Dataset records
+-------+
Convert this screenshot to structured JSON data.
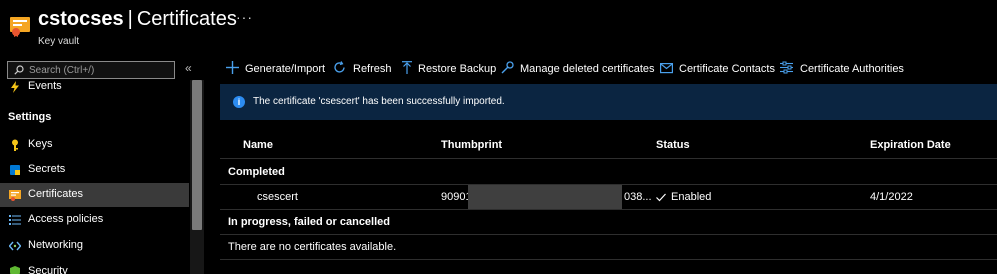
{
  "header": {
    "resource_name": "cstocses",
    "separator": "|",
    "blade_title": "Certificates",
    "more_label": "···",
    "resource_type": "Key vault"
  },
  "sidebar": {
    "search_placeholder": "Search (Ctrl+/)",
    "collapse_label": "«",
    "items": [
      {
        "label": "Events",
        "icon": "lightning-icon"
      },
      {
        "label": "Keys",
        "icon": "key-icon"
      },
      {
        "label": "Secrets",
        "icon": "secret-icon"
      },
      {
        "label": "Certificates",
        "icon": "certificate-icon",
        "selected": true
      },
      {
        "label": "Access policies",
        "icon": "access-policies-icon"
      },
      {
        "label": "Networking",
        "icon": "networking-icon"
      },
      {
        "label": "Security",
        "icon": "shield-icon"
      }
    ],
    "section_settings": "Settings"
  },
  "toolbar": {
    "generate_import": "Generate/Import",
    "refresh": "Refresh",
    "restore_backup": "Restore Backup",
    "manage_deleted": "Manage deleted certificates",
    "certificate_contacts": "Certificate Contacts",
    "certificate_authorities": "Certificate Authorities"
  },
  "banner": {
    "message": "The certificate 'csescert' has been successfully imported.",
    "background": "#0b2541"
  },
  "table": {
    "columns": [
      "Name",
      "Thumbprint",
      "Status",
      "Expiration Date"
    ],
    "group_completed": "Completed",
    "rows": [
      {
        "name": "csescert",
        "thumbprint_start": "90901",
        "thumbprint_end": "038...",
        "status": "Enabled",
        "expiration": "4/1/2022"
      }
    ],
    "group_in_progress": "In progress, failed or cancelled",
    "empty_message": "There are no certificates available."
  },
  "colors": {
    "accent": "#0078d4",
    "selected_nav": "#3a3a3a"
  }
}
+-------+
The problem
Return each line of the data, keeping its wording exact and omitting pictures.

Task result
Convert this screenshot to structured JSON data.
{
  "header": {
    "resource_name": "cstocses",
    "separator": "|",
    "blade_title": "Certificates",
    "more_label": "···",
    "resource_type": "Key vault"
  },
  "sidebar": {
    "search_placeholder": "Search (Ctrl+/)",
    "collapse_label": "«",
    "items": [
      {
        "label": "Events",
        "icon": "lightning-icon"
      },
      {
        "label": "Keys",
        "icon": "key-icon"
      },
      {
        "label": "Secrets",
        "icon": "secret-icon"
      },
      {
        "label": "Certificates",
        "icon": "certificate-icon",
        "selected": true
      },
      {
        "label": "Access policies",
        "icon": "access-policies-icon"
      },
      {
        "label": "Networking",
        "icon": "networking-icon"
      },
      {
        "label": "Security",
        "icon": "shield-icon"
      }
    ],
    "section_settings": "Settings"
  },
  "toolbar": {
    "generate_import": "Generate/Import",
    "refresh": "Refresh",
    "restore_backup": "Restore Backup",
    "manage_deleted": "Manage deleted certificates",
    "certificate_contacts": "Certificate Contacts",
    "certificate_authorities": "Certificate Authorities"
  },
  "banner": {
    "message": "The certificate 'csescert' has been successfully imported.",
    "background": "#0b2541"
  },
  "table": {
    "columns": [
      "Name",
      "Thumbprint",
      "Status",
      "Expiration Date"
    ],
    "group_completed": "Completed",
    "rows": [
      {
        "name": "csescert",
        "thumbprint_start": "90901",
        "thumbprint_end": "038...",
        "status": "Enabled",
        "expiration": "4/1/2022"
      }
    ],
    "group_in_progress": "In progress, failed or cancelled",
    "empty_message": "There are no certificates available."
  },
  "colors": {
    "accent": "#0078d4",
    "selected_nav": "#3a3a3a"
  }
}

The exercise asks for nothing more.